-- Given data follows --

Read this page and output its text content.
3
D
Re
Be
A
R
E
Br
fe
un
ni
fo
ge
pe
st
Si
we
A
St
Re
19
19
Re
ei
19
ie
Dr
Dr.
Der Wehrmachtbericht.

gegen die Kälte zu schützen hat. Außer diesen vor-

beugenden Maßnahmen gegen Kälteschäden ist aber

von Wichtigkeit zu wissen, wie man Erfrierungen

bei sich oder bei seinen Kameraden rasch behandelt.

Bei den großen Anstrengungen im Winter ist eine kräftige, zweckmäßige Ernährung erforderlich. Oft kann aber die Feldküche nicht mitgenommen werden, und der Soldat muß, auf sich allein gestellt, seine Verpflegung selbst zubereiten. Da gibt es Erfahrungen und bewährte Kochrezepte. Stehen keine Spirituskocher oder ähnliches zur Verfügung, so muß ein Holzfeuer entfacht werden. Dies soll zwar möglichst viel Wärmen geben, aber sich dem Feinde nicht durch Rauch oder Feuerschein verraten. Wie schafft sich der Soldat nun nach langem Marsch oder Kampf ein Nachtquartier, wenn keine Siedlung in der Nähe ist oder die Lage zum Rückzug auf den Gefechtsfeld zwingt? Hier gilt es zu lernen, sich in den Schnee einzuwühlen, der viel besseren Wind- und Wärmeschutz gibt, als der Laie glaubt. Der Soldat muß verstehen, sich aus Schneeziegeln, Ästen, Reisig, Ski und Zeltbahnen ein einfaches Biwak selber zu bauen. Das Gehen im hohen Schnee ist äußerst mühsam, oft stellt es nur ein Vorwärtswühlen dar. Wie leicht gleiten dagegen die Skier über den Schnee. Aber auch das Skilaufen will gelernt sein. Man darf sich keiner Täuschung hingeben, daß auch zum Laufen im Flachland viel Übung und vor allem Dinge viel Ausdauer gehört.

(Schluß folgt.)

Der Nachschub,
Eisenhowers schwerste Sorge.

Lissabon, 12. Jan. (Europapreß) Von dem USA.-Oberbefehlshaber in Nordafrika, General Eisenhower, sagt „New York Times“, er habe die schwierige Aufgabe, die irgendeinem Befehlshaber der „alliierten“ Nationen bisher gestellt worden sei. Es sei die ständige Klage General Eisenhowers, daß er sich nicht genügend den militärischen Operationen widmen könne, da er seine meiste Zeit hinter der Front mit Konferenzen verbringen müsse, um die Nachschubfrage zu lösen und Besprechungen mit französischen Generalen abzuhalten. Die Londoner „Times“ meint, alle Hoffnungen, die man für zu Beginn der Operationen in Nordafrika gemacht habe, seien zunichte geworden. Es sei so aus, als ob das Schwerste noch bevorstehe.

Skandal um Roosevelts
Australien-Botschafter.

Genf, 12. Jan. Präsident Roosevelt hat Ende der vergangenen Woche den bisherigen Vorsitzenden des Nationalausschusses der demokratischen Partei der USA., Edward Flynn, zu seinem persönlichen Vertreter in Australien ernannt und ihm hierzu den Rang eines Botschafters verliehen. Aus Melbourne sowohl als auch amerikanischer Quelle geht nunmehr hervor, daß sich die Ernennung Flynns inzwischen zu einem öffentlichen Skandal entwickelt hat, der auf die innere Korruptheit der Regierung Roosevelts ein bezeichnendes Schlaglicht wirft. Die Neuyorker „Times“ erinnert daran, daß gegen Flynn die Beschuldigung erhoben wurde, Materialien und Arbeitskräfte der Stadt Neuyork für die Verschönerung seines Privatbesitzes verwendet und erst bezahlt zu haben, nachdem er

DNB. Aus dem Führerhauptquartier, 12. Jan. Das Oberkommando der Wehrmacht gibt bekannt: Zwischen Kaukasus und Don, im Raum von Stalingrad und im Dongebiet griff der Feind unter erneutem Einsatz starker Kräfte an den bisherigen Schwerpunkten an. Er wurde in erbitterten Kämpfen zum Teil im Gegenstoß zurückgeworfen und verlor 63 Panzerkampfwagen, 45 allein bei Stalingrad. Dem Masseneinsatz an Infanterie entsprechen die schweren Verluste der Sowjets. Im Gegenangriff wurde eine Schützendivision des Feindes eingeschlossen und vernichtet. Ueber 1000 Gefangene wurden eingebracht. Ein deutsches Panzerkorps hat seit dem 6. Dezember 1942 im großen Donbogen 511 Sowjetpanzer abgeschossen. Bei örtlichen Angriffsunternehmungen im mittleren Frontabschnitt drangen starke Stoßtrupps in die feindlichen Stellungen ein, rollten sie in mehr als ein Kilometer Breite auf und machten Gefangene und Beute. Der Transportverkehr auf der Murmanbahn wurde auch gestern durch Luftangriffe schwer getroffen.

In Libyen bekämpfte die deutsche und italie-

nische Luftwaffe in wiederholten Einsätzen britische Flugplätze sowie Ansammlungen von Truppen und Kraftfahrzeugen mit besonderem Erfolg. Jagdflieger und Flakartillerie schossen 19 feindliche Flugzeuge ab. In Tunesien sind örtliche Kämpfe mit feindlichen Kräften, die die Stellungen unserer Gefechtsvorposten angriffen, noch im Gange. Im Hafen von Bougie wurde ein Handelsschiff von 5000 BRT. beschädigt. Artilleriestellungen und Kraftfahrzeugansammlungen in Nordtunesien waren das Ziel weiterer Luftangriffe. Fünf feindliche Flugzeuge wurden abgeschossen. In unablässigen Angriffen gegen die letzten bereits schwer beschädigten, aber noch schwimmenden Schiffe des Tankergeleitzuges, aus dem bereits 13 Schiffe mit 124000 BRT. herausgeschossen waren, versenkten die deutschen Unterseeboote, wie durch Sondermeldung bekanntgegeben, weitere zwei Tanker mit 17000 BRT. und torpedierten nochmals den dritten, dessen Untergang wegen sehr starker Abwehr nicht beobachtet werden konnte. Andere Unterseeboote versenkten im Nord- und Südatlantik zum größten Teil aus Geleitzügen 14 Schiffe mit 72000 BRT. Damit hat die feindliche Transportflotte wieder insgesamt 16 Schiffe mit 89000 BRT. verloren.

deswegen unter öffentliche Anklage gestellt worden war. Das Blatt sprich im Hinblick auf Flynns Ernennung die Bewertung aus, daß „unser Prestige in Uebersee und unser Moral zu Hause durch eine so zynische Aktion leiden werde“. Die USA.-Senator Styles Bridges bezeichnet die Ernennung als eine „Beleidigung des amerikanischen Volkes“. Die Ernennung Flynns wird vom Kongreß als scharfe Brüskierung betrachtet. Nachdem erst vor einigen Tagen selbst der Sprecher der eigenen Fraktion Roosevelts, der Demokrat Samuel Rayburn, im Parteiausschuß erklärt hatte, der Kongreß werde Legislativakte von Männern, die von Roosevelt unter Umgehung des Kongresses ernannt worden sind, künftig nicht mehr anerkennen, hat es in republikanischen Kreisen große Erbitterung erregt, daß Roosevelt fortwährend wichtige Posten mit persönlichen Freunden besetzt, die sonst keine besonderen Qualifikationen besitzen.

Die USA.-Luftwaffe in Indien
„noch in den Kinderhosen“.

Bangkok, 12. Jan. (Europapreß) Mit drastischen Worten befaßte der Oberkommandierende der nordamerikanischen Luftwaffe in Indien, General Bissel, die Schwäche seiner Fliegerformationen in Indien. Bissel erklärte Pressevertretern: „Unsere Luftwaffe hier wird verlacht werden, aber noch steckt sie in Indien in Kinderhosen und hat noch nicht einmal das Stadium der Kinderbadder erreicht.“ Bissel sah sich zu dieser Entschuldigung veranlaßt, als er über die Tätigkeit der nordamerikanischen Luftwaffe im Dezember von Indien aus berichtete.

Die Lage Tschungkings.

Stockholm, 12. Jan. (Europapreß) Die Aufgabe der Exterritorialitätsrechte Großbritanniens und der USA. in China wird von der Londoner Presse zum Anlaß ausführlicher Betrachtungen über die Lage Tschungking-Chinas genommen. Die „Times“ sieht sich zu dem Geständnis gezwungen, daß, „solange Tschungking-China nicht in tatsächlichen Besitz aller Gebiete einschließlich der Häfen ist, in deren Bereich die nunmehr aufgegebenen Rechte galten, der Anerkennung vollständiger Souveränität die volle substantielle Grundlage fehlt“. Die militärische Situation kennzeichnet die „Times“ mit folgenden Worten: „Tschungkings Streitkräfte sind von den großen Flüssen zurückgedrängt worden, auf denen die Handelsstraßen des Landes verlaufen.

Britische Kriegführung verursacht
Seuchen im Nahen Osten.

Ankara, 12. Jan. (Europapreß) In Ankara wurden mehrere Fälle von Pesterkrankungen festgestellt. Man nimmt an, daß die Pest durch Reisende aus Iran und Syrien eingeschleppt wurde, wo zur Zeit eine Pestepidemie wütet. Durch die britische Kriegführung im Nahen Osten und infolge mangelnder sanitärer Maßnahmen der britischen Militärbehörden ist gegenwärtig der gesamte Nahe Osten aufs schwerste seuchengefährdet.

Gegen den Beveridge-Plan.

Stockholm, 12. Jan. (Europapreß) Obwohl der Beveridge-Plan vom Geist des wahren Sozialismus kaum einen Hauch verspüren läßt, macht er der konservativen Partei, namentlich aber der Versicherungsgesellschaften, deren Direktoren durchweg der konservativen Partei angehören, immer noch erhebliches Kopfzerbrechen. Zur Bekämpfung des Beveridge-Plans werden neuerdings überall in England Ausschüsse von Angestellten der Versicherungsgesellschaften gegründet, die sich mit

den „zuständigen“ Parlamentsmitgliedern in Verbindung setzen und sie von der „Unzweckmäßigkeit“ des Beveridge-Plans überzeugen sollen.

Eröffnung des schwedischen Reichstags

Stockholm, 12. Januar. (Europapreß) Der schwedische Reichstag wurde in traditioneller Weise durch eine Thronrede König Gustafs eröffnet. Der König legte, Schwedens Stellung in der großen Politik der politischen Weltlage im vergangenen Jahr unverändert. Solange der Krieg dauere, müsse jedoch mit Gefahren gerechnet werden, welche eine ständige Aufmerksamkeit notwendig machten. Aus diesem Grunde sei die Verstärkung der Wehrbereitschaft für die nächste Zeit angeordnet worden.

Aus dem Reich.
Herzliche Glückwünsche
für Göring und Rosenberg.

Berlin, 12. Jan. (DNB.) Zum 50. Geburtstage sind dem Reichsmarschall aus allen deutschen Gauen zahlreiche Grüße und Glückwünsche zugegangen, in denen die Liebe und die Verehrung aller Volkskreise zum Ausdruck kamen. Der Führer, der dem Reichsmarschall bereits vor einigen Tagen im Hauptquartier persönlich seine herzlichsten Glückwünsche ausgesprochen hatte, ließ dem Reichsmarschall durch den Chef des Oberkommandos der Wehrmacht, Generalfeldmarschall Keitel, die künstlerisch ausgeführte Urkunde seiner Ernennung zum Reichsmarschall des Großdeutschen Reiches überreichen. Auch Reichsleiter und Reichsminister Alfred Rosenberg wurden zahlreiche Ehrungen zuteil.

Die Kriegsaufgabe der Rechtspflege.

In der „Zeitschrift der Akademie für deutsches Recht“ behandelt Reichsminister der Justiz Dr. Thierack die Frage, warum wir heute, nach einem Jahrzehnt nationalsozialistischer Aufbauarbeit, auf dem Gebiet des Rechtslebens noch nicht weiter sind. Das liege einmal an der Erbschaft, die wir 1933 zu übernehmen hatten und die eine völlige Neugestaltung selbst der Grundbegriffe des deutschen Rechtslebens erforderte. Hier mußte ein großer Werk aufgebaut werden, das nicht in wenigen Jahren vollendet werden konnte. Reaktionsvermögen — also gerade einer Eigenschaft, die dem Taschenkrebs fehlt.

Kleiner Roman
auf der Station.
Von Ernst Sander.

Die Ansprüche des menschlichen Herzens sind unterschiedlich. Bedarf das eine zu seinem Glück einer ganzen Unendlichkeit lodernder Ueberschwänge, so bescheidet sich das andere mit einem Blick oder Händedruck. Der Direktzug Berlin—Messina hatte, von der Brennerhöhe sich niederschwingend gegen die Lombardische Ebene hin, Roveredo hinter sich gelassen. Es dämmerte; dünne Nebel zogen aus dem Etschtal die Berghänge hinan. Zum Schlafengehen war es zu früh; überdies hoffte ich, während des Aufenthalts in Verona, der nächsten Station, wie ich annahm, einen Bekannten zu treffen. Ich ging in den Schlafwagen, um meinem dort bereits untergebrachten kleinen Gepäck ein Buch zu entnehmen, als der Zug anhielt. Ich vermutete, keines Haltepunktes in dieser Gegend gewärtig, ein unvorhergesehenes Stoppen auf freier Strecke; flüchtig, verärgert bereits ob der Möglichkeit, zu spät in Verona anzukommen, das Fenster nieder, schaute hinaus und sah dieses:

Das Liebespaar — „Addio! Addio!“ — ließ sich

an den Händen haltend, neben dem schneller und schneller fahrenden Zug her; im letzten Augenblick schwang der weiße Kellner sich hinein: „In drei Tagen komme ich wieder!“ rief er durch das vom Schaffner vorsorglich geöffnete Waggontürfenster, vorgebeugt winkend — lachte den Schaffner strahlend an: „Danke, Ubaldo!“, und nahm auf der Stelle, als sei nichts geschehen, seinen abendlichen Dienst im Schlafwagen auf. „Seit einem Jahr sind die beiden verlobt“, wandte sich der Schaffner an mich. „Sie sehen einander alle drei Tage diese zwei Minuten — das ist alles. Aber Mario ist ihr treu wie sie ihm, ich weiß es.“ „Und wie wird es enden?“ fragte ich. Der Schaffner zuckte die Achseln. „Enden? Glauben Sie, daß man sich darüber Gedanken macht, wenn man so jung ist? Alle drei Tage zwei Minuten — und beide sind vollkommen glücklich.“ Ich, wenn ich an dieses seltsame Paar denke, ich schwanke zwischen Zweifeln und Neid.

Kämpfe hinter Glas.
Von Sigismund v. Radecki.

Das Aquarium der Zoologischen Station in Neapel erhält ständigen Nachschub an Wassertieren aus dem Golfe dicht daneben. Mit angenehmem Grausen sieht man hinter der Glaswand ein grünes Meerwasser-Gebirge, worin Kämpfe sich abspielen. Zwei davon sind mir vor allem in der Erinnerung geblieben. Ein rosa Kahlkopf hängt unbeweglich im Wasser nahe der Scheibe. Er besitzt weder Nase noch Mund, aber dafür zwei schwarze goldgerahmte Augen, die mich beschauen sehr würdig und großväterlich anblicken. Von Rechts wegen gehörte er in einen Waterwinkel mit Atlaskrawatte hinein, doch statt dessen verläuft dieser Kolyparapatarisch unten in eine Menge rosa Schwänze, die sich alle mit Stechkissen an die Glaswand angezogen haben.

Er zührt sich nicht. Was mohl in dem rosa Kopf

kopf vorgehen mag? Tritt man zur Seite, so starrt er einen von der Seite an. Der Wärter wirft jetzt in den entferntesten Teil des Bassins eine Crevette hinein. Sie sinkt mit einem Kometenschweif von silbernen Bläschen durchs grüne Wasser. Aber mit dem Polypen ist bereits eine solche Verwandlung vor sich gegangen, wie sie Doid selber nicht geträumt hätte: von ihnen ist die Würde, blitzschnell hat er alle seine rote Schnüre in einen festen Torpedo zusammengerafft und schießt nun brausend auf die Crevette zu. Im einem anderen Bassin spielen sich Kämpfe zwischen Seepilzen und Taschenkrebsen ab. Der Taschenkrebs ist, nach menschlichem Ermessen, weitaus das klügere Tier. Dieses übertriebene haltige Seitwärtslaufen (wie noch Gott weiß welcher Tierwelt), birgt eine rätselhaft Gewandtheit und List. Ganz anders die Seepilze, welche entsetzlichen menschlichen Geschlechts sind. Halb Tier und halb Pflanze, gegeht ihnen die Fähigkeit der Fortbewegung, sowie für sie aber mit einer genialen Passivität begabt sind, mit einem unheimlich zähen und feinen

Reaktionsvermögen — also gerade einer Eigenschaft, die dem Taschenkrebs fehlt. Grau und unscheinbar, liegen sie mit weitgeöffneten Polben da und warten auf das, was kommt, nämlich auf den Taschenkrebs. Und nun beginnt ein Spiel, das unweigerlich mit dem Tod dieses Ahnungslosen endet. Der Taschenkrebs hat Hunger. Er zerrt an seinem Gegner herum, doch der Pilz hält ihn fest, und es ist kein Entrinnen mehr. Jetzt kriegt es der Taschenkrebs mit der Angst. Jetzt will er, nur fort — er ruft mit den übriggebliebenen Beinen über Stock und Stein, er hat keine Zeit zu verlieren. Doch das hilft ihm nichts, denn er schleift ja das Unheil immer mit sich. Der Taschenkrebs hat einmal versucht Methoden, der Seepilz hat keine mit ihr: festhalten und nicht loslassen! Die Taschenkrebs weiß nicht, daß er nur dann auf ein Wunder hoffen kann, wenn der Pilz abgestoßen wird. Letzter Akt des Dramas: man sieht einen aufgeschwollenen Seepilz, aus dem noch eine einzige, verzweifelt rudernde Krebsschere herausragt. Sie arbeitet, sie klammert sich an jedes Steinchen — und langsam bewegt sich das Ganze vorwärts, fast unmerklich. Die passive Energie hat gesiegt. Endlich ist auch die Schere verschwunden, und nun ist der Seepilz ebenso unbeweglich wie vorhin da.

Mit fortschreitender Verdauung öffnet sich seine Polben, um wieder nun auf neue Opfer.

-- Given data concluded --

Every line above that holds the string "Schlafwagen" should be copied into the answer.

Your response =>
Die Ansprüche des menschlichen Herzens sind unterschiedlich. Bedarf das eine zu seinem Glück einer ganzen Unendlichkeit lodernder Ueberschwänge, so bescheidet sich das andere mit einem Blick oder Händedruck. Der Direktzug Berlin—Messina hatte, von der Brennerhöhe sich niederschwingend gegen die Lombardische Ebene hin, Roveredo hinter sich gelassen. Es dämmerte; dünne Nebel zogen aus dem Etschtal die Berghänge hinan. Zum Schlafengehen war es zu früh; überdies hoffte ich, während des Aufenthalts in Verona, der nächsten Station, wie ich annahm, einen Bekannten zu treffen. Ich ging in den Schlafwagen, um meinem dort bereits untergebrachten kleinen Gepäck ein Buch zu entnehmen, als der Zug anhielt. Ich vermutete, keines Haltepunktes in dieser Gegend gewärtig, ein unvorhergesehenes Stoppen auf freier Strecke; flüchtig, verärgert bereits ob der Möglichkeit, zu spät in Verona anzukommen, das Fenster nieder, schaute hinaus und sah dieses:
an den Händen haltend, neben dem schneller und schneller fahrenden Zug her; im letzten Augenblick schwang der weiße Kellner sich hinein: „In drei Tagen komme ich wieder!“ rief er durch das vom Schaffner vorsorglich geöffnete Waggontürfenster, vorgebeugt winkend — lachte den Schaffner strahlend an: „Danke, Ubaldo!“, und nahm auf der Stelle, als sei nichts geschehen, seinen abendlichen Dienst im Schlafwagen auf. „Seit einem Jahr sind die beiden verlobt“, wandte sich der Schaffner an mich. „Sie sehen einander alle drei Tage diese zwei Minuten — das ist alles. Aber Mario ist ihr treu wie sie ihm, ich weiß es.“ „Und wie wird es enden?“ fragte ich. Der Schaffner zuckte die Achseln. „Enden? Glauben Sie, daß man sich darüber Gedanken macht, wenn man so jung ist? Alle drei Tage zwei Minuten — und beide sind vollkommen glücklich.“ Ich, wenn ich an dieses seltsame Paar denke, ich schwanke zwischen Zweifeln und Neid.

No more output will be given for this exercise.